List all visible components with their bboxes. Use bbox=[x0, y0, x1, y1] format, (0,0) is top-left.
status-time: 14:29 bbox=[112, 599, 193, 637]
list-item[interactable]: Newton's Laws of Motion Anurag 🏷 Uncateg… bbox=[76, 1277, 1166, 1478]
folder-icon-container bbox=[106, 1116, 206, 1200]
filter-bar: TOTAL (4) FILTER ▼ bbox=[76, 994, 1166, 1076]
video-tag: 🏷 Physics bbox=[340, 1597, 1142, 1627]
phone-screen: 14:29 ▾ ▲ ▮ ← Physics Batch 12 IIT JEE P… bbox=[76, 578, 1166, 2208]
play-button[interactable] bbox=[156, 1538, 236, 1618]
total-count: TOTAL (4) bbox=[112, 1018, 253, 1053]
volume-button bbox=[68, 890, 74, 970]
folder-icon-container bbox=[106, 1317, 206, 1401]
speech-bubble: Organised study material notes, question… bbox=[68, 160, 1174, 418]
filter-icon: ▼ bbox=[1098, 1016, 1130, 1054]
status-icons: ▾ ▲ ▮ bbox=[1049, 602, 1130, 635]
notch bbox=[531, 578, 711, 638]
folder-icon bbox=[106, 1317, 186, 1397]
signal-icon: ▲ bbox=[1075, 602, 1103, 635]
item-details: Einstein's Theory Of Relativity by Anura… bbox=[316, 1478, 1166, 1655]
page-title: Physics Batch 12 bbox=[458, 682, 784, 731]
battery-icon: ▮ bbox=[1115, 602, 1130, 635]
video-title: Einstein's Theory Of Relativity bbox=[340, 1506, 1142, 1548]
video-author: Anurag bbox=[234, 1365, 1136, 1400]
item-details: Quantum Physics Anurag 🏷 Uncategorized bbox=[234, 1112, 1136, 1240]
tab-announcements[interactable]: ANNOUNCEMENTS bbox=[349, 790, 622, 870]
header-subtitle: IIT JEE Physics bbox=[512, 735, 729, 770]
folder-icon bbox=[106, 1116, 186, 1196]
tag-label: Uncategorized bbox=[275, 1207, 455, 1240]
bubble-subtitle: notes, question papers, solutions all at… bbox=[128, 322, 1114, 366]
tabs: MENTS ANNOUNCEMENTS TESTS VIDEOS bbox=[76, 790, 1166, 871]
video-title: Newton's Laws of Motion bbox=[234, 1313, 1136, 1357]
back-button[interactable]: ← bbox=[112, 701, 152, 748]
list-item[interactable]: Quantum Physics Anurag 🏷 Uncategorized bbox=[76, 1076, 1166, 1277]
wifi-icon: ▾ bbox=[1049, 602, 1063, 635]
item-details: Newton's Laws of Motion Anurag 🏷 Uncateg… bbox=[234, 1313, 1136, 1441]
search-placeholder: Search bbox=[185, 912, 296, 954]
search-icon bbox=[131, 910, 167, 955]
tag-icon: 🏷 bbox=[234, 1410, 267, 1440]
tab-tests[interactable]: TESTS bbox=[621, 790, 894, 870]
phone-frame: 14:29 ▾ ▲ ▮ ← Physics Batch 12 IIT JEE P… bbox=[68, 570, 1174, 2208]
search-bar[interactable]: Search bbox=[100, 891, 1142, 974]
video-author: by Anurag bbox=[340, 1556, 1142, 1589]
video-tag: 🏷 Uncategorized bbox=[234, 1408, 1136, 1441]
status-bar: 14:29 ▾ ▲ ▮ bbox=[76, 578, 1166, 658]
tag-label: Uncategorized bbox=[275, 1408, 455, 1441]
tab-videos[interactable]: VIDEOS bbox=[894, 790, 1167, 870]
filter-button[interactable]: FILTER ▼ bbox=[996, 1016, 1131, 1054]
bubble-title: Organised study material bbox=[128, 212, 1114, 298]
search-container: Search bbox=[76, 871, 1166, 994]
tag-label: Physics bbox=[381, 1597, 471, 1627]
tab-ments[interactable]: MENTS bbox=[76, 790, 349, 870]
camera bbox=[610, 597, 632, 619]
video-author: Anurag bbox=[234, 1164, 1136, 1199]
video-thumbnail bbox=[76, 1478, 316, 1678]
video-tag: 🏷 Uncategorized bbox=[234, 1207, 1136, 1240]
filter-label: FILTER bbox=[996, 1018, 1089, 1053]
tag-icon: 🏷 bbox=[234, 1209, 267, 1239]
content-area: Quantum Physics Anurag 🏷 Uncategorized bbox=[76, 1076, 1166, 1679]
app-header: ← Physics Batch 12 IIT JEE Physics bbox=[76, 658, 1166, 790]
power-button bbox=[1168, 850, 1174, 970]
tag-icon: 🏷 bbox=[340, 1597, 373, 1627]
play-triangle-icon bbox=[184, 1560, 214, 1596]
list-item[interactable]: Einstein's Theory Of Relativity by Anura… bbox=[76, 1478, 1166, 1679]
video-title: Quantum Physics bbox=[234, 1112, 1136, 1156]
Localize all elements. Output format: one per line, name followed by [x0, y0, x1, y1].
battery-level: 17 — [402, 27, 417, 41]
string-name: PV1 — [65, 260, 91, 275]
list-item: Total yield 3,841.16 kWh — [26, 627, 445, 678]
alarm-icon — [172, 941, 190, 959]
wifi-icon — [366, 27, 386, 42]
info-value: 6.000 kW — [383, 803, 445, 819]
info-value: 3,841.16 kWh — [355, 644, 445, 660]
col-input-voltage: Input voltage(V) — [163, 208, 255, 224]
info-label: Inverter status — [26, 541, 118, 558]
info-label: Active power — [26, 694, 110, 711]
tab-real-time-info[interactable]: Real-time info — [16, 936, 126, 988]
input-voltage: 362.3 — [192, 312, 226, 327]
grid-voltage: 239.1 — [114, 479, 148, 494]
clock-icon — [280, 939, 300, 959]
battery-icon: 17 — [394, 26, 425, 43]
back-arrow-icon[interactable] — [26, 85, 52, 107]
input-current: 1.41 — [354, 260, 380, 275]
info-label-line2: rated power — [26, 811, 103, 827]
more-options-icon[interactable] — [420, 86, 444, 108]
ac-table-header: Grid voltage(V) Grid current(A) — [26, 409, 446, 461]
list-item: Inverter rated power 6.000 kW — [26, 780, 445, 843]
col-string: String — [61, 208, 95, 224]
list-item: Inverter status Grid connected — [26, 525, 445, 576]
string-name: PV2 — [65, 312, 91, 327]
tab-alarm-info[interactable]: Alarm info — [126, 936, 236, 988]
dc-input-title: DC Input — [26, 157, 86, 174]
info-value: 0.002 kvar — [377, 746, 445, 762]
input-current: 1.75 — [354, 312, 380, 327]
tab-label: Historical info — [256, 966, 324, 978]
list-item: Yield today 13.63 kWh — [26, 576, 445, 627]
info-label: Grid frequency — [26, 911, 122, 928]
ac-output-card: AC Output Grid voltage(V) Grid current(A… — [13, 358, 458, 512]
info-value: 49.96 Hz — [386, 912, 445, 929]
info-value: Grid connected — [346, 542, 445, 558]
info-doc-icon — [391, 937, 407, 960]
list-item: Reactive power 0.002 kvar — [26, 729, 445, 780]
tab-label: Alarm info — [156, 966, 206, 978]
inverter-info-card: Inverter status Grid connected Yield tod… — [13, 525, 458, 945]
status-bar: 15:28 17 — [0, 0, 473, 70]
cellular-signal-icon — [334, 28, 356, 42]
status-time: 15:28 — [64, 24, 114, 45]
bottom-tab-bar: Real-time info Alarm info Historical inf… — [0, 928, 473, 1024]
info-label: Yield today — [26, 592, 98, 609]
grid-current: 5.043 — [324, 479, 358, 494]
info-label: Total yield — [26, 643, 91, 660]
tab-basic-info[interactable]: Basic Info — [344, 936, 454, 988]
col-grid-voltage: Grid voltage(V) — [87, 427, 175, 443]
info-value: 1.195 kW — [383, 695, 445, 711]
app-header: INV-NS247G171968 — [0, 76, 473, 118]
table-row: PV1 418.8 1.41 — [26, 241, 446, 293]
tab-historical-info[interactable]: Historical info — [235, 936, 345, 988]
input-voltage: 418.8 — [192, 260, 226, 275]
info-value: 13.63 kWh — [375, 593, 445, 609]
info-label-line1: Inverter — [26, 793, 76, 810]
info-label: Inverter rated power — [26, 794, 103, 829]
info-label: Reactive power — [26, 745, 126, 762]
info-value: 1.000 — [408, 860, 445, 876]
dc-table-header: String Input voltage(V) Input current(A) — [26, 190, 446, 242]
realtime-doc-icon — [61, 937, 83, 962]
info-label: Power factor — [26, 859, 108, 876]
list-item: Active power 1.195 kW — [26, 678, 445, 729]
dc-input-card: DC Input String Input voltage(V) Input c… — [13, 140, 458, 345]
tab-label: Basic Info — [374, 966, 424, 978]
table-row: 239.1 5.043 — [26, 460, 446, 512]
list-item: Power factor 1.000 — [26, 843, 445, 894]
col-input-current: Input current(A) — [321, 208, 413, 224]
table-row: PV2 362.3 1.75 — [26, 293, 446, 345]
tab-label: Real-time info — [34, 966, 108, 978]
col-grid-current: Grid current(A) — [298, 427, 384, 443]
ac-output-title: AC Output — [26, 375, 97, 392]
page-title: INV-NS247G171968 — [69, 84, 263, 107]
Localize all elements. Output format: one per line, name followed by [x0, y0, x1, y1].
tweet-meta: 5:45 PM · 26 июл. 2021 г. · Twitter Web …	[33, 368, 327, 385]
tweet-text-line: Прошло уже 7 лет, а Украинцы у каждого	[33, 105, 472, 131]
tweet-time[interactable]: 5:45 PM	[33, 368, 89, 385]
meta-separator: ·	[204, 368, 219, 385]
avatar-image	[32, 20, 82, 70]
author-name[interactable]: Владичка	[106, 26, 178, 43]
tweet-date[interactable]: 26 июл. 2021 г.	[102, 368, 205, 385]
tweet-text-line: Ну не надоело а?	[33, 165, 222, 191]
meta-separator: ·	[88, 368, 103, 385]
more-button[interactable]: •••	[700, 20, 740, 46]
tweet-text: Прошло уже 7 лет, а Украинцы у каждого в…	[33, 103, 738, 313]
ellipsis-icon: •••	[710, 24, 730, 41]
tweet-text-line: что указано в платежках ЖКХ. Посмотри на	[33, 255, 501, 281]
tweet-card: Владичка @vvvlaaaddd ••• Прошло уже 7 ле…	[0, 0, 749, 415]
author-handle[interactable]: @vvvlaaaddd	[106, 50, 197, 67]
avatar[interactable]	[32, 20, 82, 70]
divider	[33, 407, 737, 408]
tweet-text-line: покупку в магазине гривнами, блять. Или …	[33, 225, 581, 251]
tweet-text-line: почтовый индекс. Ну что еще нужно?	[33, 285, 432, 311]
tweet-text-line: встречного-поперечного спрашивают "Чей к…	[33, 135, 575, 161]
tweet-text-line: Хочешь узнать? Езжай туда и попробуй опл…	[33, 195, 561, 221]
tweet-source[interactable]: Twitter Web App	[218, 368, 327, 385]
===
→ **PROBLEM TO SOLVE**
Find every line in the rows above that contains the string "signal", and copy each of those lines. Treat the match as case-sensitive.

→ **ANSWER IN FULL**
signal-icon: ▲ bbox=[1075, 602, 1103, 635]
cellular-signal-icon — [334, 28, 356, 42]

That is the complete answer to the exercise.